Collected data entries
☆ ☆ ☆ ☆ ☆ ☆ ☆
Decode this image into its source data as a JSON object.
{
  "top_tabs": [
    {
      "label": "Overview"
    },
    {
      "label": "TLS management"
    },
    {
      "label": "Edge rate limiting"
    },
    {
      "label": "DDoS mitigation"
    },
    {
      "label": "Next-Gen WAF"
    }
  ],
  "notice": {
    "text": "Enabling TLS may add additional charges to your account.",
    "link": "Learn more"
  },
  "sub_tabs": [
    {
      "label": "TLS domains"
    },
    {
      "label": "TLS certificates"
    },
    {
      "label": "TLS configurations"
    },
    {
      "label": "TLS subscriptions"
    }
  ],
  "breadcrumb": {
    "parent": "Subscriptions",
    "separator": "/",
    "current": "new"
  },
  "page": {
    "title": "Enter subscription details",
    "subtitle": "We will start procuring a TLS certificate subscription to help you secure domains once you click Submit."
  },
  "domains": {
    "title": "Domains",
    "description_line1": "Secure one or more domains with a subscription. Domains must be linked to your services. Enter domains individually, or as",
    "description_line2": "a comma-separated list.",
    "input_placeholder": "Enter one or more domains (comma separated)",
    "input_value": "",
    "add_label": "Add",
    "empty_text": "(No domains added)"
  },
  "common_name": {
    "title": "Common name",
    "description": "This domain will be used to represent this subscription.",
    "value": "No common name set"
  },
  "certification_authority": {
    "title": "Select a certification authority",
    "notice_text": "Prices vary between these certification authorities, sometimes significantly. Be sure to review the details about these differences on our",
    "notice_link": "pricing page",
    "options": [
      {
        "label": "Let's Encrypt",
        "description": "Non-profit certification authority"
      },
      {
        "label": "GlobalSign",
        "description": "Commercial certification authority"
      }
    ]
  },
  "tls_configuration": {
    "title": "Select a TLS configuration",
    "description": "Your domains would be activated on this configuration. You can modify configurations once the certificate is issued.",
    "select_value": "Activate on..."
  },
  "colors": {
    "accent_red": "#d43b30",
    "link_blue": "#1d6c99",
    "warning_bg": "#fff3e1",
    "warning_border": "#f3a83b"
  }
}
☆ ☆ ☆ ☆ ☆ ☆ ☆
GIVEN REQUEST: Write the whole listing out again. Keep every line exactly as it is.

TASK RESPONSE:
Decode this image into its source data as a JSON object.
{
  "top_tabs": [
    {
      "label": "Overview"
    },
    {
      "label": "TLS management"
    },
    {
      "label": "Edge rate limiting"
    },
    {
      "label": "DDoS mitigation"
    },
    {
      "label": "Next-Gen WAF"
    }
  ],
  "notice": {
    "text": "Enabling TLS may add additional charges to your account.",
    "link": "Learn more"
  },
  "sub_tabs": [
    {
      "label": "TLS domains"
    },
    {
      "label": "TLS certificates"
    },
    {
      "label": "TLS configurations"
    },
    {
      "label": "TLS subscriptions"
    }
  ],
  "breadcrumb": {
    "parent": "Subscriptions",
    "separator": "/",
    "current": "new"
  },
  "page": {
    "title": "Enter subscription details",
    "subtitle": "We will start procuring a TLS certificate subscription to help you secure domains once you click Submit."
  },
  "domains": {
    "title": "Domains",
    "description_line1": "Secure one or more domains with a subscription. Domains must be linked to your services. Enter domains individually, or as",
    "description_line2": "a comma-separated list.",
    "input_placeholder": "Enter one or more domains (comma separated)",
    "input_value": "",
    "add_label": "Add",
    "empty_text": "(No domains added)"
  },
  "common_name": {
    "title": "Common name",
    "description": "This domain will be used to represent this subscription.",
    "value": "No common name set"
  },
  "certification_authority": {
    "title": "Select a certification authority",
    "notice_text": "Prices vary between these certification authorities, sometimes significantly. Be sure to review the details about these differences on our",
    "notice_link": "pricing page",
    "options": [
      {
        "label": "Let's Encrypt",
        "description": "Non-profit certification authority"
      },
      {
        "label": "GlobalSign",
        "description": "Commercial certification authority"
      }
    ]
  },
  "tls_configuration": {
    "title": "Select a TLS configuration",
    "description": "Your domains would be activated on this configuration. You can modify configurations once the certificate is issued.",
    "select_value": "Activate on..."
  },
  "colors": {
    "accent_red": "#d43b30",
    "link_blue": "#1d6c99",
    "warning_bg": "#fff3e1",
    "warning_border": "#f3a83b"
  }
}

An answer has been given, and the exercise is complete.